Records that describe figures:
----------------

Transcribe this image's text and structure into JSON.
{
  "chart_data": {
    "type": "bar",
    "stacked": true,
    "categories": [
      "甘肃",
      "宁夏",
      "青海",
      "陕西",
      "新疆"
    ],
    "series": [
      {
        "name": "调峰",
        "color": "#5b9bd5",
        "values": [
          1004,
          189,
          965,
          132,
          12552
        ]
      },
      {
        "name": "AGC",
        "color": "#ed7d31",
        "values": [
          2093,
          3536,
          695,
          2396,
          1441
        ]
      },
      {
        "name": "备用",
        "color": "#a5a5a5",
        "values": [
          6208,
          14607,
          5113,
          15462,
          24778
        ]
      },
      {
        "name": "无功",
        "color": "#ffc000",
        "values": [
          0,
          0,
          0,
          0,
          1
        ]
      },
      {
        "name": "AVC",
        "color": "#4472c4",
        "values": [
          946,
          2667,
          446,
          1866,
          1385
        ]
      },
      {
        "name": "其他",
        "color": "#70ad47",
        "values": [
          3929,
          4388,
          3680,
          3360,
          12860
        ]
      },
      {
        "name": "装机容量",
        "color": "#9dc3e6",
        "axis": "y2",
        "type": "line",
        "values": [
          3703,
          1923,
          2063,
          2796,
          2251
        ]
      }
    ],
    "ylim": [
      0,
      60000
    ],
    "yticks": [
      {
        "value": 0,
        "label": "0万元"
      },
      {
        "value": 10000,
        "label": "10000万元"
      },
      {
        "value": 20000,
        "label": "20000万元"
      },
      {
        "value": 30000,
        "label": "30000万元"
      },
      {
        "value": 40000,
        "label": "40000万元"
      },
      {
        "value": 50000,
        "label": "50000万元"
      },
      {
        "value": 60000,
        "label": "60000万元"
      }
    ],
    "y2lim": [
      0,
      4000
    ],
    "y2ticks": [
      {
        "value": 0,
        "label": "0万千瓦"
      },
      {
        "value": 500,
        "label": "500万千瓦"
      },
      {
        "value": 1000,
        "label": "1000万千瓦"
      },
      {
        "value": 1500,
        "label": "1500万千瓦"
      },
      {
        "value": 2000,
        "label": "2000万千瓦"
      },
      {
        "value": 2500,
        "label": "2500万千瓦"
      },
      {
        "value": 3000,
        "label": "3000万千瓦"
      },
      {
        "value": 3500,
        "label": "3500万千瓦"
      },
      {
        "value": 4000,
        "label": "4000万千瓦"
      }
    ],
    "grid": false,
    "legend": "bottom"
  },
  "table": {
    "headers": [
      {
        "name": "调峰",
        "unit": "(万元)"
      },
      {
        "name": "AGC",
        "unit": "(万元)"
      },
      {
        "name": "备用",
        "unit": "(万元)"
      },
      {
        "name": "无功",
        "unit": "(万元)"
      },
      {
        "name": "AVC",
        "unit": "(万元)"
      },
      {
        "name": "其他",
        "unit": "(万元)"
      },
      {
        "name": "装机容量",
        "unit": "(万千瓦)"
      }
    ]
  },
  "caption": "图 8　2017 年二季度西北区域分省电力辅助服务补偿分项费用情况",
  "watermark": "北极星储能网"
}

----------------

◆ Exercise aim: Report only the number of lines in the data above that contain "color".

◆ Written solution: 7